● **YOUR INSTRUCTIONS**
Starting at the first line of the material and ending with the line that contains "452, 744, 473]", write those lines out again, changing "temperature-line" to "temp-line" and leaving everything else unaltered.

** Start EXERCISE MATERIALS **

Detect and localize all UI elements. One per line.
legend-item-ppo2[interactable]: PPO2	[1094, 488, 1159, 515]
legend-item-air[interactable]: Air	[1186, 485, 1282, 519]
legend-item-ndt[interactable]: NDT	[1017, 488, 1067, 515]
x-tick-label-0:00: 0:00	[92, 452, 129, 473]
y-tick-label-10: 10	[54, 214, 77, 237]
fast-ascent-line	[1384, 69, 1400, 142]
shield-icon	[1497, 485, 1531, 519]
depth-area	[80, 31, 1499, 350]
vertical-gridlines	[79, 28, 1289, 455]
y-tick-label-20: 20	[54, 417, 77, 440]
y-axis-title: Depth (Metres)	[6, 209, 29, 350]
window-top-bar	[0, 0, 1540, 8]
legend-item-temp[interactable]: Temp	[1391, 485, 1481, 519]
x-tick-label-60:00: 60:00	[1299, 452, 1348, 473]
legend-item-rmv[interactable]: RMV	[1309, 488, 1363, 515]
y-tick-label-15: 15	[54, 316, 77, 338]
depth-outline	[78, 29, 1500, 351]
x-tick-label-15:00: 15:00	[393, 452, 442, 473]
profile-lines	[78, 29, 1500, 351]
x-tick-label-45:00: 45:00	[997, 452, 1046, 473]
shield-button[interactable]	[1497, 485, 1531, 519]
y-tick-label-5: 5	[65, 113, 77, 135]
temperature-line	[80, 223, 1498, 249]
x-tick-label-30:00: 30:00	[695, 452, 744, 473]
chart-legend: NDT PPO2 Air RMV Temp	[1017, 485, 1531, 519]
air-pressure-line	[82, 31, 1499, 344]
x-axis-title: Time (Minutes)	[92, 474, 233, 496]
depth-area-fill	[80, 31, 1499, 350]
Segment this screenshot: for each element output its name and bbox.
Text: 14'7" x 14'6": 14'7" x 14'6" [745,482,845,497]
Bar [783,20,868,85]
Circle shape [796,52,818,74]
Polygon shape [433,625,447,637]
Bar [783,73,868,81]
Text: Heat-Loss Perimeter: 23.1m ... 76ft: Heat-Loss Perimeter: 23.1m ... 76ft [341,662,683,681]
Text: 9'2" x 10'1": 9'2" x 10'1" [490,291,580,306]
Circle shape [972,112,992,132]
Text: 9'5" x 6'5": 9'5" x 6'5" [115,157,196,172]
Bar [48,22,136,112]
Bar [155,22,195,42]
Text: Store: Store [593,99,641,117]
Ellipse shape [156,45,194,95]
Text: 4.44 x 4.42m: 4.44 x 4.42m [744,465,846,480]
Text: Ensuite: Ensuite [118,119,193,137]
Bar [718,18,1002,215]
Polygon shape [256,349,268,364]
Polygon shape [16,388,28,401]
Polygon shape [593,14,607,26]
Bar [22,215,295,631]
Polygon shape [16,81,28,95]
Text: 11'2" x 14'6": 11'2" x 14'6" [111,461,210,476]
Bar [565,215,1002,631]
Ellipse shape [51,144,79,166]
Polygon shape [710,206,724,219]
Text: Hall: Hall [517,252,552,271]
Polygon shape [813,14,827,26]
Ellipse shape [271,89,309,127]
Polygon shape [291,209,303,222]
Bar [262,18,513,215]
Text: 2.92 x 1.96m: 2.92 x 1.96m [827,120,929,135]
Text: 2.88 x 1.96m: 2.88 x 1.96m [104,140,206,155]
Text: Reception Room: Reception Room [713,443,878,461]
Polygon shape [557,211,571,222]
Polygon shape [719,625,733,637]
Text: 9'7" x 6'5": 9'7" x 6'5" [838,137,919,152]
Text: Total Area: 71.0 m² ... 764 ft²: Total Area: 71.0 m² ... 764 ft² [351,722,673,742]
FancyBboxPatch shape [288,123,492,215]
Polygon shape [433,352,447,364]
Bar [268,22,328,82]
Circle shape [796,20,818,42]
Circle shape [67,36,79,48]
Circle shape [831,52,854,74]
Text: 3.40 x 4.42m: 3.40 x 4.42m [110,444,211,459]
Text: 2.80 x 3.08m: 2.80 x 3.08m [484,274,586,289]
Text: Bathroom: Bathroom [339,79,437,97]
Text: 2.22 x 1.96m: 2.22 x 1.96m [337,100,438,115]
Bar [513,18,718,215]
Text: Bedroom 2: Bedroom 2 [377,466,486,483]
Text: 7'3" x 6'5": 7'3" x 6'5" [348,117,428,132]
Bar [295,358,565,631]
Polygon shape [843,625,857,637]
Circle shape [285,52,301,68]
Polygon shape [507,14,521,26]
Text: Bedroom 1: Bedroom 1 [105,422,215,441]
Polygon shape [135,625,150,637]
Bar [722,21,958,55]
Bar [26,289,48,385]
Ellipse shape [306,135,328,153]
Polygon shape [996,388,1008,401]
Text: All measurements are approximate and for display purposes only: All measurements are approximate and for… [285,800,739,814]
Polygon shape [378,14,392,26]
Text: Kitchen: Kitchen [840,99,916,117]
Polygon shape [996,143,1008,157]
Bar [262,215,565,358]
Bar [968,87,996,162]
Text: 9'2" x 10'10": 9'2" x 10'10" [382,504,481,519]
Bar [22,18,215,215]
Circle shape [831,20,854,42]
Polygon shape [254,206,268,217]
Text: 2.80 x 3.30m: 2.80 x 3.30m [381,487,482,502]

** End EXERCISE MATERIALS **

● **SOLUTION TO THE EXERCISE**
Detect and localize all UI elements. One per line.
legend-item-ppo2[interactable]: PPO2	[1094, 488, 1159, 515]
legend-item-air[interactable]: Air	[1186, 485, 1282, 519]
legend-item-ndt[interactable]: NDT	[1017, 488, 1067, 515]
x-tick-label-0:00: 0:00	[92, 452, 129, 473]
y-tick-label-10: 10	[54, 214, 77, 237]
fast-ascent-line	[1384, 69, 1400, 142]
shield-icon	[1497, 485, 1531, 519]
depth-area	[80, 31, 1499, 350]
vertical-gridlines	[79, 28, 1289, 455]
y-tick-label-20: 20	[54, 417, 77, 440]
y-axis-title: Depth (Metres)	[6, 209, 29, 350]
window-top-bar	[0, 0, 1540, 8]
legend-item-temp[interactable]: Temp	[1391, 485, 1481, 519]
x-tick-label-60:00: 60:00	[1299, 452, 1348, 473]
legend-item-rmv[interactable]: RMV	[1309, 488, 1363, 515]
y-tick-label-15: 15	[54, 316, 77, 338]
depth-outline	[78, 29, 1500, 351]
x-tick-label-15:00: 15:00	[393, 452, 442, 473]
profile-lines	[78, 29, 1500, 351]
x-tick-label-45:00: 45:00	[997, 452, 1046, 473]
shield-button[interactable]	[1497, 485, 1531, 519]
y-tick-label-5: 5	[65, 113, 77, 135]
temp-line	[80, 223, 1498, 249]
x-tick-label-30:00: 30:00	[695, 452, 744, 473]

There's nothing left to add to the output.